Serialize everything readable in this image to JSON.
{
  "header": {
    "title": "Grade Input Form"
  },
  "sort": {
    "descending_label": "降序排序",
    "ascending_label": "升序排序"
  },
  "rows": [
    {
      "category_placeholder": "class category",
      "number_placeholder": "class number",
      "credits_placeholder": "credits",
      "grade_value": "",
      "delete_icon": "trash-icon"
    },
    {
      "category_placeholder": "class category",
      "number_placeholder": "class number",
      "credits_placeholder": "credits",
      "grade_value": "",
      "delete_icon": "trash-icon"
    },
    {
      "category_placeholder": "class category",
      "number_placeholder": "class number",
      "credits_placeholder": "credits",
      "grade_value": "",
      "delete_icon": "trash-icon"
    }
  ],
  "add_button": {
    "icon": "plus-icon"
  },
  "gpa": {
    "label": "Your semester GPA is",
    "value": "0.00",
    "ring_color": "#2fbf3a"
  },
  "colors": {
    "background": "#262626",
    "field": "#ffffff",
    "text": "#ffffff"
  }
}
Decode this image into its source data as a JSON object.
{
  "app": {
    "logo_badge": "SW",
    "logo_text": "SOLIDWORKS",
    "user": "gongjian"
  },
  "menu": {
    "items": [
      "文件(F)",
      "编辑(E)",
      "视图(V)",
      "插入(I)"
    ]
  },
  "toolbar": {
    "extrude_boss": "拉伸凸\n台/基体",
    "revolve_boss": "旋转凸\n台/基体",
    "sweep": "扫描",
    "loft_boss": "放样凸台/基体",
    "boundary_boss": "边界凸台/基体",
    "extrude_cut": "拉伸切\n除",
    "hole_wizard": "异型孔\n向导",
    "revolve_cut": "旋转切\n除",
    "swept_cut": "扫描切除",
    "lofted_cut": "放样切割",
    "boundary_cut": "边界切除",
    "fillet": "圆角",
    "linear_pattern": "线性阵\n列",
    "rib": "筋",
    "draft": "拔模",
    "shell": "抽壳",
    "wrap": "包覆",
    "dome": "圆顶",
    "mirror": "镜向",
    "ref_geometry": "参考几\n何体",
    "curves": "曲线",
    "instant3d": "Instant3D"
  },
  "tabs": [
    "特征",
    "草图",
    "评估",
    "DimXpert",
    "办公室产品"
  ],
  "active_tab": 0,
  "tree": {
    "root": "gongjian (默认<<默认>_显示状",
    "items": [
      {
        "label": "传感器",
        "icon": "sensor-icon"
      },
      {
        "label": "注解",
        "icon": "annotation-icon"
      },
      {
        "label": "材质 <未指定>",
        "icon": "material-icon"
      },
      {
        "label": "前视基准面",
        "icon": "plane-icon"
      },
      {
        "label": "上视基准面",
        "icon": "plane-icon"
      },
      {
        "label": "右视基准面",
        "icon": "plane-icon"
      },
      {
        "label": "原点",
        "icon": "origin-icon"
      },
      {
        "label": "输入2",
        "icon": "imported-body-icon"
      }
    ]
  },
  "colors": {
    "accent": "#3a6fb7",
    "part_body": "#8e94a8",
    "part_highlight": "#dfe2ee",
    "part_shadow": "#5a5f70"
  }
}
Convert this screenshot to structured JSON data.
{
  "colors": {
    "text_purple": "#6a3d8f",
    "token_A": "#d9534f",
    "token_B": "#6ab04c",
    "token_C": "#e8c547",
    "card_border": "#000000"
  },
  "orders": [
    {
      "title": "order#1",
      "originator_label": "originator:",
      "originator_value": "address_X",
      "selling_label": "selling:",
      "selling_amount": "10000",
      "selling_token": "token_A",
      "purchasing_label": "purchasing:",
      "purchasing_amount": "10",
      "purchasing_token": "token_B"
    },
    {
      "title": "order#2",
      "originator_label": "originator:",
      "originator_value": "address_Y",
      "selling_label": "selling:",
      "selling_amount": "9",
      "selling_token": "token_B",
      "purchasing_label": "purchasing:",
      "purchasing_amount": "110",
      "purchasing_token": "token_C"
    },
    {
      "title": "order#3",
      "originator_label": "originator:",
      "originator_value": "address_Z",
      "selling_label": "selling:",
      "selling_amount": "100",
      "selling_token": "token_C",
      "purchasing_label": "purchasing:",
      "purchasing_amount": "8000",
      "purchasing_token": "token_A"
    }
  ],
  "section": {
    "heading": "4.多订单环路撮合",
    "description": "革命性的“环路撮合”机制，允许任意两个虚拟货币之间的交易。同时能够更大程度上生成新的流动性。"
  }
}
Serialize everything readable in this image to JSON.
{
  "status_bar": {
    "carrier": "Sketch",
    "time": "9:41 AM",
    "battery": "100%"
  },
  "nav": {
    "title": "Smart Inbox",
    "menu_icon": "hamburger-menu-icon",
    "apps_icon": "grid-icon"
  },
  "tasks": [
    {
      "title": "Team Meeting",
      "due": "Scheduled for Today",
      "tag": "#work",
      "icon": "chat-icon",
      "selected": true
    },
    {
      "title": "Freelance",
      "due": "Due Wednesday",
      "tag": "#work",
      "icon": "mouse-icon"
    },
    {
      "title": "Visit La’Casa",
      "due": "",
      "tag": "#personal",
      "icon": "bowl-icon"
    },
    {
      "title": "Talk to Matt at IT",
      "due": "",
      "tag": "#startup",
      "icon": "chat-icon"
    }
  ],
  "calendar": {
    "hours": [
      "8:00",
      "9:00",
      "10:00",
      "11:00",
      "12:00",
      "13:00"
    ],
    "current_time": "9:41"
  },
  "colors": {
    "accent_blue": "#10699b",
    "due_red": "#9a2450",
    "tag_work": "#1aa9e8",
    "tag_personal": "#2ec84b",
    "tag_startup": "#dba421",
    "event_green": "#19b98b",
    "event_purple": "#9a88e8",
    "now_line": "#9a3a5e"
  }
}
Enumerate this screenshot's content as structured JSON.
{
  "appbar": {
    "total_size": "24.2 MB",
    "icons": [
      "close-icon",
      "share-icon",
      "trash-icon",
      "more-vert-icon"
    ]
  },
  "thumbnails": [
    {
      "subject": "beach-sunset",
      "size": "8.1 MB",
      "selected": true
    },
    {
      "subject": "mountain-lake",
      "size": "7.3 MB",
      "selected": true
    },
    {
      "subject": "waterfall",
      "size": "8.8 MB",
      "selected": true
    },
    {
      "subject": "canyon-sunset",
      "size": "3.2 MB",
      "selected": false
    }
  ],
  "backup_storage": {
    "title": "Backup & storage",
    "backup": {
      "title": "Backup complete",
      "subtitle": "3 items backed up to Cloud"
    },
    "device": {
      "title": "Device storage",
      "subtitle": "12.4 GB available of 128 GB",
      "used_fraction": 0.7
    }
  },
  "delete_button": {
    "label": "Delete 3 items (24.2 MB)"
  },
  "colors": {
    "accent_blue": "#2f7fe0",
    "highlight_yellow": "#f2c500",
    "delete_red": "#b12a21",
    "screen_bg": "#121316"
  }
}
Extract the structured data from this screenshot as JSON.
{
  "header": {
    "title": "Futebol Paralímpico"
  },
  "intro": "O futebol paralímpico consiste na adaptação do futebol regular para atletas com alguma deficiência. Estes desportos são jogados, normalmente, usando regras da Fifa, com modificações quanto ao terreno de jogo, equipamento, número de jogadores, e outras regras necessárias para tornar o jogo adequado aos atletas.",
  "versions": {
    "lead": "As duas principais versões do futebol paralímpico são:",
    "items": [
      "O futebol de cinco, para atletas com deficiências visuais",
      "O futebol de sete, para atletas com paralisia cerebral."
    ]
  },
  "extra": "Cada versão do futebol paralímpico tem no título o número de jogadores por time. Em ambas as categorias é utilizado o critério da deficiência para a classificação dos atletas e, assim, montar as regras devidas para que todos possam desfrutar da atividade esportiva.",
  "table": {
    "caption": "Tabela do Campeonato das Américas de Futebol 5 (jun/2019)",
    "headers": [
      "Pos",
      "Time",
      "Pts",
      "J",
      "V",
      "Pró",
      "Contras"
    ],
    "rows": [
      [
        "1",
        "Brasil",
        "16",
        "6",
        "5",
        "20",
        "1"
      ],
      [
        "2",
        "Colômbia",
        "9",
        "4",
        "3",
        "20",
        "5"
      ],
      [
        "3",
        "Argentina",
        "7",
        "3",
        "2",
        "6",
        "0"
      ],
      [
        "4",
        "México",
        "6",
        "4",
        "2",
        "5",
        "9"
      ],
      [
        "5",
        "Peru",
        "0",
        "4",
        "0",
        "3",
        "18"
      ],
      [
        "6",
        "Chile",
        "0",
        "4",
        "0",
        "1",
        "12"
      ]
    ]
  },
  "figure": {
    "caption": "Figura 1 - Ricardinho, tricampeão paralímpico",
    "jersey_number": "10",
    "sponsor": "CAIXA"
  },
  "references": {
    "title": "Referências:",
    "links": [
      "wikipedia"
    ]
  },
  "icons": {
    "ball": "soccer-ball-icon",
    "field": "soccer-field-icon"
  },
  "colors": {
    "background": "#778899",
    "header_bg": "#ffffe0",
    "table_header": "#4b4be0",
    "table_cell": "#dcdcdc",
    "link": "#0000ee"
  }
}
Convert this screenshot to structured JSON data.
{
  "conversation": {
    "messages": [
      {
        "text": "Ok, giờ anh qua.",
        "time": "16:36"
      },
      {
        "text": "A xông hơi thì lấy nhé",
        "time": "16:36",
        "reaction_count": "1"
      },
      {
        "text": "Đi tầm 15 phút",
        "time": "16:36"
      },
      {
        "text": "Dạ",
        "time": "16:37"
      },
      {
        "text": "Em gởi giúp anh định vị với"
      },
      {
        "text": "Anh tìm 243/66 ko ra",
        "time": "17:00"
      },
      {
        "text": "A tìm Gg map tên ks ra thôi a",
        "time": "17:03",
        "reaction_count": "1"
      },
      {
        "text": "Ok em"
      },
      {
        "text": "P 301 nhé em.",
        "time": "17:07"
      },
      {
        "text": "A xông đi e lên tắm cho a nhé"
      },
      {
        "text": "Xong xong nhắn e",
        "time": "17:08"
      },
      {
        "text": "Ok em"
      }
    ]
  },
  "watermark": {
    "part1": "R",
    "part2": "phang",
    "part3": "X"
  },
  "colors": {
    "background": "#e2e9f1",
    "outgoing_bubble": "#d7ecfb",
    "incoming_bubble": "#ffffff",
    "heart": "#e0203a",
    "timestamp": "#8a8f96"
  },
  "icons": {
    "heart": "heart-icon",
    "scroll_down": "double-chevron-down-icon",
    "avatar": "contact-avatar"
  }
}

Challenge
Your task is to gather every line with the word "field" and copy it.

Full output
    "field": "#ffffff",
    "field": "soccer-field-icon"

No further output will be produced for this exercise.